#### MATERIAL FOR THE TASK ####

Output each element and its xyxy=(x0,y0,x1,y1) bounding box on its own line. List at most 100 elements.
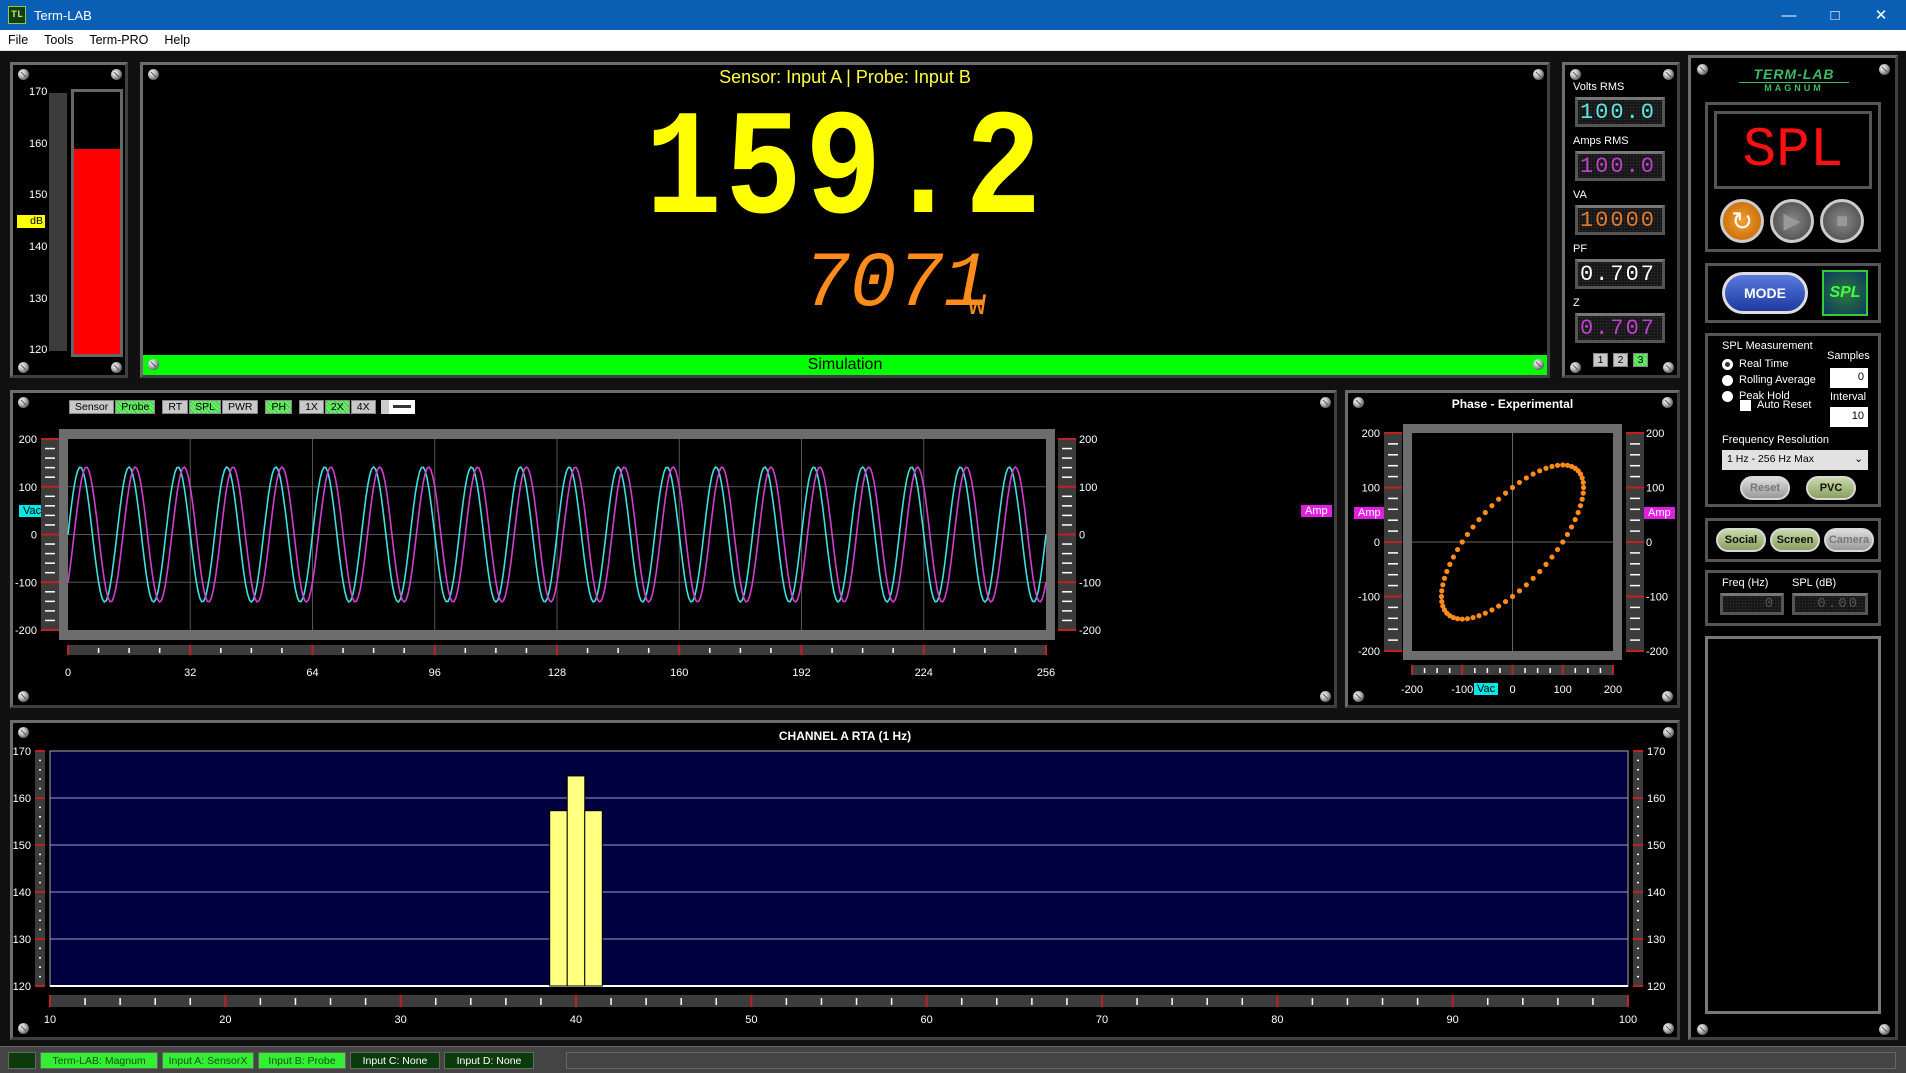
lissajous-point xyxy=(1441,575,1448,581)
lissajous-point xyxy=(1580,479,1586,486)
menu-help[interactable]: Help xyxy=(156,33,198,47)
readout-value: 100.0 xyxy=(1575,151,1665,181)
power-unit: W xyxy=(968,290,987,324)
menu-tools[interactable]: Tools xyxy=(36,33,81,47)
menu-file[interactable]: File xyxy=(0,33,36,47)
lissajous-point xyxy=(1439,598,1445,605)
close-button[interactable]: ✕ xyxy=(1858,0,1904,30)
measurement-radio[interactable]: Rolling Average xyxy=(1722,372,1816,388)
reset-transport-button[interactable]: ↻ xyxy=(1720,199,1764,243)
tick-label: 192 xyxy=(792,667,810,679)
mode-display: SPL xyxy=(1714,111,1872,189)
lissajous-point xyxy=(1530,575,1536,581)
lissajous-point xyxy=(1560,539,1566,545)
screw-icon xyxy=(18,69,29,80)
tick-label: -200 xyxy=(15,625,37,637)
tick-label: -100 xyxy=(15,577,37,589)
tick-label: 140 xyxy=(1647,887,1665,899)
lissajous-point xyxy=(1482,610,1488,616)
status-cell xyxy=(8,1052,36,1069)
tick-label: 224 xyxy=(915,667,933,679)
status-cell: Input A: SensorX xyxy=(162,1052,254,1069)
lissajous-point xyxy=(1496,603,1502,609)
readout-label: Z xyxy=(1573,297,1580,309)
tick-label: 130 xyxy=(13,934,31,946)
tick-label: 160 xyxy=(1647,793,1665,805)
refresh-icon: ↻ xyxy=(1731,206,1753,236)
page-selector: 1 2 3 xyxy=(1593,353,1649,367)
screw-icon xyxy=(111,362,122,373)
auto-reset-checkbox[interactable]: Auto Reset xyxy=(1740,399,1811,411)
lissajous-point xyxy=(1516,588,1523,594)
maximize-button[interactable]: □ xyxy=(1812,0,1858,30)
menu-bar: File Tools Term-PRO Help xyxy=(0,30,1906,51)
tick-label: 70 xyxy=(1096,1014,1108,1026)
axis-scale xyxy=(50,995,1628,1007)
page-1-button[interactable]: 1 xyxy=(1593,353,1608,367)
axis-scale xyxy=(1633,751,1643,986)
scale-label: 130 xyxy=(29,293,48,305)
camera-button[interactable]: Camera xyxy=(1824,528,1874,552)
lissajous-point xyxy=(1554,462,1561,468)
tick-label: 10 xyxy=(44,1014,56,1026)
radio-label: Real Time xyxy=(1739,358,1789,370)
radio-circle[interactable] xyxy=(1722,358,1733,370)
interval-input[interactable]: 10 xyxy=(1830,407,1868,427)
page-2-button[interactable]: 2 xyxy=(1613,353,1628,367)
screen-button[interactable]: Screen xyxy=(1770,528,1820,552)
share-box: Social Screen Camera xyxy=(1705,518,1881,562)
spl-mode-badge[interactable]: SPL xyxy=(1822,270,1868,316)
tick-label: 80 xyxy=(1271,1014,1283,1026)
status-message xyxy=(566,1052,1896,1069)
lissajous-point xyxy=(1509,484,1516,491)
readout-label: Amps RMS xyxy=(1573,135,1629,147)
radio-circle[interactable] xyxy=(1722,390,1733,402)
tick-label: 200 xyxy=(19,434,37,446)
readout-value: 0.707 xyxy=(1575,259,1665,289)
screw-icon xyxy=(1697,1024,1708,1035)
phase-panel: Phase - Experimental Amp Amp Vac 200 100 0… xyxy=(1345,390,1680,708)
checkbox[interactable] xyxy=(1740,399,1751,411)
mode-box: MODE SPL xyxy=(1705,263,1881,323)
lissajous-point xyxy=(1454,616,1461,622)
screw-icon xyxy=(111,69,122,80)
reset-button[interactable]: Reset xyxy=(1740,476,1790,500)
logo-bottom: MAGNUM xyxy=(1739,82,1849,93)
tick-label: 90 xyxy=(1447,1014,1459,1026)
measurement-radio[interactable]: Real Time xyxy=(1722,356,1816,372)
play-button[interactable]: ▶ xyxy=(1770,199,1814,243)
stop-button[interactable]: ■ xyxy=(1820,199,1864,243)
screw-icon xyxy=(1663,362,1674,373)
scale-label: 160 xyxy=(29,138,48,150)
lissajous-point xyxy=(1549,554,1555,560)
frequency-resolution-select[interactable]: 1 Hz - 256 Hz Max ⌄ xyxy=(1722,450,1868,470)
screw-icon xyxy=(1570,362,1581,373)
tick-label: -200 xyxy=(1358,646,1380,658)
lissajous-point xyxy=(1440,582,1446,588)
lissajous-point xyxy=(1464,531,1471,538)
lissajous-point xyxy=(1516,479,1523,486)
minimize-button[interactable]: — xyxy=(1766,0,1812,30)
maximize-icon: □ xyxy=(1830,6,1840,24)
pvc-button[interactable]: PVC xyxy=(1806,476,1856,500)
social-button[interactable]: Social xyxy=(1716,528,1766,552)
page-3-button[interactable]: 3 xyxy=(1633,353,1648,367)
control-panel: TERM-LAB MAGNUM SPL ↻ ▶ ■ MODE SPL SPL M… xyxy=(1688,55,1898,1040)
unit-badge: dB xyxy=(17,215,45,228)
spl-measurement-box: SPL Measurement Samples Real Time Rolling… xyxy=(1705,333,1881,507)
screw-icon xyxy=(1697,64,1708,75)
lissajous-point xyxy=(1459,539,1465,545)
samples-label: Samples xyxy=(1827,350,1870,362)
samples-input[interactable]: 0 xyxy=(1830,368,1868,388)
auto-reset-label: Auto Reset xyxy=(1757,399,1812,411)
power-readout: 7071 xyxy=(803,241,991,329)
lissajous-point xyxy=(1476,613,1482,619)
window-title: Term-LAB xyxy=(34,7,92,23)
tick-label: 64 xyxy=(306,667,318,679)
scale-label: 150 xyxy=(29,189,48,201)
mode-button[interactable]: MODE xyxy=(1722,272,1808,314)
lissajous-point xyxy=(1464,616,1471,622)
menu-term-pro[interactable]: Term-PRO xyxy=(81,33,156,47)
lissajous-point xyxy=(1482,509,1488,516)
radio-circle[interactable] xyxy=(1722,374,1733,386)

####

TASK DETAILS >> Write out the lines of the material from the line with "lissajous-point xyxy=(1441,575,1448,581)" up to and including the line with "page-2-button[interactable]: 2 xyxy=(1613,353,1628,367)", with each line reproduced character for character.

TASK OUTPUT >>
lissajous-point xyxy=(1441,575,1448,581)
lissajous-point xyxy=(1580,479,1586,486)
menu-help[interactable]: Help xyxy=(156,33,198,47)
readout-value: 100.0 xyxy=(1575,151,1665,181)
power-unit: W xyxy=(968,290,987,324)
menu-tools[interactable]: Tools xyxy=(36,33,81,47)
menu-file[interactable]: File xyxy=(0,33,36,47)
lissajous-point xyxy=(1439,598,1445,605)
close-button[interactable]: ✕ xyxy=(1858,0,1904,30)
measurement-radio[interactable]: Rolling Average xyxy=(1722,372,1816,388)
reset-transport-button[interactable]: ↻ xyxy=(1720,199,1764,243)
tick-label: 192 xyxy=(792,667,810,679)
mode-display: SPL xyxy=(1714,111,1872,189)
lissajous-point xyxy=(1530,575,1536,581)
lissajous-point xyxy=(1560,539,1566,545)
screw-icon xyxy=(18,69,29,80)
tick-label: -200 xyxy=(15,625,37,637)
tick-label: -100 xyxy=(15,577,37,589)
tick-label: 140 xyxy=(1647,887,1665,899)
lissajous-point xyxy=(1482,610,1488,616)
status-cell xyxy=(8,1052,36,1069)
tick-label: 224 xyxy=(915,667,933,679)
status-cell: Input A: SensorX xyxy=(162,1052,254,1069)
lissajous-point xyxy=(1496,603,1502,609)
readout-label: Z xyxy=(1573,297,1580,309)
tick-label: 130 xyxy=(13,934,31,946)
tick-label: 160 xyxy=(1647,793,1665,805)
refresh-icon: ↻ xyxy=(1731,206,1753,236)
page-selector: 1 2 3 xyxy=(1593,353,1649,367)
screw-icon xyxy=(111,362,122,373)
auto-reset-checkbox[interactable]: Auto Reset xyxy=(1740,399,1811,411)
lissajous-point xyxy=(1516,588,1523,594)
maximize-button[interactable]: □ xyxy=(1812,0,1858,30)
menu-bar: File Tools Term-PRO Help xyxy=(0,30,1906,51)
tick-label: 70 xyxy=(1096,1014,1108,1026)
axis-scale xyxy=(50,995,1628,1007)
page-1-button[interactable]: 1 xyxy=(1593,353,1608,367)
axis-scale xyxy=(1633,751,1643,986)
scale-label: 130 xyxy=(29,293,48,305)
camera-button[interactable]: Camera xyxy=(1824,528,1874,552)
lissajous-point xyxy=(1554,462,1561,468)
tick-label: 10 xyxy=(44,1014,56,1026)
radio-label: Real Time xyxy=(1739,358,1789,370)
radio-circle[interactable] xyxy=(1722,358,1733,370)
interval-input[interactable]: 10 xyxy=(1830,407,1868,427)
page-2-button[interactable]: 2 xyxy=(1613,353,1628,367)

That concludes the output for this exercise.